EXERCISE INSTRUCTIONS:
Your task is to repeat all of the data exactly while excluding the pictures.

Dataset entries:
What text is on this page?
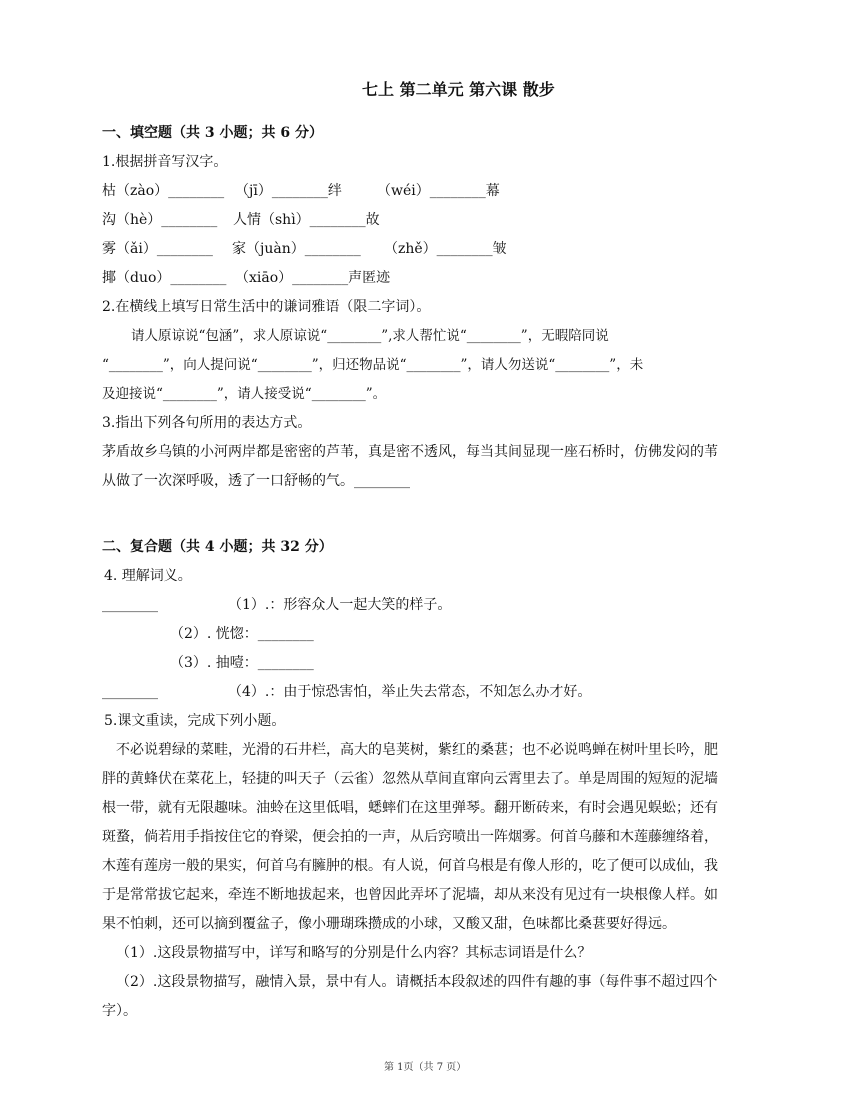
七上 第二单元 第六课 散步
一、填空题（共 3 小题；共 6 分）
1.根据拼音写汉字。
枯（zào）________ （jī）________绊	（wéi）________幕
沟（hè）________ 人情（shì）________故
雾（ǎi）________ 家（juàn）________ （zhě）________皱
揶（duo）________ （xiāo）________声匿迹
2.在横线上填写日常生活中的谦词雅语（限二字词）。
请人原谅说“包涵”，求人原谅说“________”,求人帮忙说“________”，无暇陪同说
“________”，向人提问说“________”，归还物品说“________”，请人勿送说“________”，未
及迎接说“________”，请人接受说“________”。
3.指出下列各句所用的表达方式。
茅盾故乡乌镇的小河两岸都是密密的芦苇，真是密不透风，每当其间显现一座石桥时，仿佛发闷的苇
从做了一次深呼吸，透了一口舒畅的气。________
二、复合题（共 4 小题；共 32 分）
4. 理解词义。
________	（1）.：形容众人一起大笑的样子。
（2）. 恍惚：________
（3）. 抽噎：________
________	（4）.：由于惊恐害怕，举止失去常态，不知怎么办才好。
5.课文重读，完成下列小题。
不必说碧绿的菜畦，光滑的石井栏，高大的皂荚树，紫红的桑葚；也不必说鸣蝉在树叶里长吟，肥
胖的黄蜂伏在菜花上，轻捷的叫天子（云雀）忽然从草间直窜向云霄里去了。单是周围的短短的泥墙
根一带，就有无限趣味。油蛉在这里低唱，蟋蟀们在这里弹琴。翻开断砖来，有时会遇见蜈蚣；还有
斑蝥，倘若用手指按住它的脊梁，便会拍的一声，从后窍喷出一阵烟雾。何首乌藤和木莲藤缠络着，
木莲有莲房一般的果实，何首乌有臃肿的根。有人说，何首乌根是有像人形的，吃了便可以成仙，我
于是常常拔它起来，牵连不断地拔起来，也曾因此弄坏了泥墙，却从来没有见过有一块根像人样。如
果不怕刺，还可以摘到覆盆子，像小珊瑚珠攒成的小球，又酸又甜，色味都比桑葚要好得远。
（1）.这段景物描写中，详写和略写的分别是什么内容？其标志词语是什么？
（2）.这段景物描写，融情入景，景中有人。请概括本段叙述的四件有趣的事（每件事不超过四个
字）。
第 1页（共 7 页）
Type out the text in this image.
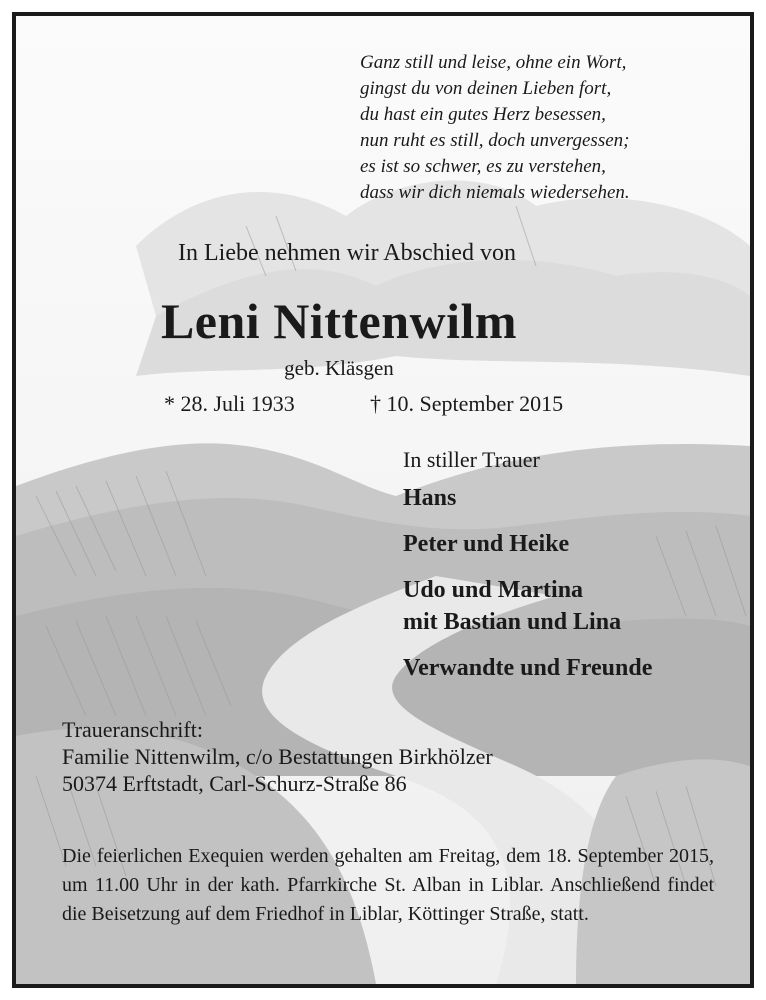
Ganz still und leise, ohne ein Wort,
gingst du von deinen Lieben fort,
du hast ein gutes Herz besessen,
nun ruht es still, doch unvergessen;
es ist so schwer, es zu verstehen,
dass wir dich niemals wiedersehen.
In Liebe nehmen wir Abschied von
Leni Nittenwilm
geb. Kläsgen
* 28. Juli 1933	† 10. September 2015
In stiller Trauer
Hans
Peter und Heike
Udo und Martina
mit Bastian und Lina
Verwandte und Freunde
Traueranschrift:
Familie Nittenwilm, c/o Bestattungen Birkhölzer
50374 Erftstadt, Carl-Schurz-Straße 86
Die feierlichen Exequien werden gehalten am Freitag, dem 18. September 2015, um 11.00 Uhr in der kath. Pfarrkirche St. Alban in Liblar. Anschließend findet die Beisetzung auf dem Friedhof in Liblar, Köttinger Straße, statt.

COMPLETED TASK:
What text is on this page?
七上 第二单元 第六课 散步
一、填空题（共 3 小题；共 6 分）
1.根据拼音写汉字。
枯（zào）________ （jī）________绊	（wéi）________幕
沟（hè）________ 人情（shì）________故
雾（ǎi）________ 家（juàn）________ （zhě）________皱
揶（duo）________ （xiāo）________声匿迹
2.在横线上填写日常生活中的谦词雅语（限二字词）。
请人原谅说“包涵”，求人原谅说“________”,求人帮忙说“________”，无暇陪同说
“________”，向人提问说“________”，归还物品说“________”，请人勿送说“________”，未
及迎接说“________”，请人接受说“________”。
3.指出下列各句所用的表达方式。
茅盾故乡乌镇的小河两岸都是密密的芦苇，真是密不透风，每当其间显现一座石桥时，仿佛发闷的苇
从做了一次深呼吸，透了一口舒畅的气。________
二、复合题（共 4 小题；共 32 分）
4. 理解词义。
________	（1）.：形容众人一起大笑的样子。
（2）. 恍惚：________
（3）. 抽噎：________
________	（4）.：由于惊恐害怕，举止失去常态，不知怎么办才好。
5.课文重读，完成下列小题。
不必说碧绿的菜畦，光滑的石井栏，高大的皂荚树，紫红的桑葚；也不必说鸣蝉在树叶里长吟，肥
胖的黄蜂伏在菜花上，轻捷的叫天子（云雀）忽然从草间直窜向云霄里去了。单是周围的短短的泥墙
根一带，就有无限趣味。油蛉在这里低唱，蟋蟀们在这里弹琴。翻开断砖来，有时会遇见蜈蚣；还有
斑蝥，倘若用手指按住它的脊梁，便会拍的一声，从后窍喷出一阵烟雾。何首乌藤和木莲藤缠络着，
木莲有莲房一般的果实，何首乌有臃肿的根。有人说，何首乌根是有像人形的，吃了便可以成仙，我
于是常常拔它起来，牵连不断地拔起来，也曾因此弄坏了泥墙，却从来没有见过有一块根像人样。如
果不怕刺，还可以摘到覆盆子，像小珊瑚珠攒成的小球，又酸又甜，色味都比桑葚要好得远。
（1）.这段景物描写中，详写和略写的分别是什么内容？其标志词语是什么？
（2）.这段景物描写，融情入景，景中有人。请概括本段叙述的四件有趣的事（每件事不超过四个
字）。
第 1页（共 7 页）
Type out the text in this image.
Ganz still und leise, ohne ein Wort,
gingst du von deinen Lieben fort,
du hast ein gutes Herz besessen,
nun ruht es still, doch unvergessen;
es ist so schwer, es zu verstehen,
dass wir dich niemals wiedersehen.
In Liebe nehmen wir Abschied von
Leni Nittenwilm
geb. Kläsgen
* 28. Juli 1933	† 10. September 2015
In stiller Trauer
Hans
Peter und Heike
Udo und Martina
mit Bastian und Lina
Verwandte und Freunde
Traueranschrift:
Familie Nittenwilm, c/o Bestattungen Birkhölzer
50374 Erftstadt, Carl-Schurz-Straße 86
Die feierlichen Exequien werden gehalten am Freitag, dem 18. September 2015, um 11.00 Uhr in der kath. Pfarrkirche St. Alban in Liblar. Anschließend findet die Beisetzung auf dem Friedhof in Liblar, Köttinger Straße, statt.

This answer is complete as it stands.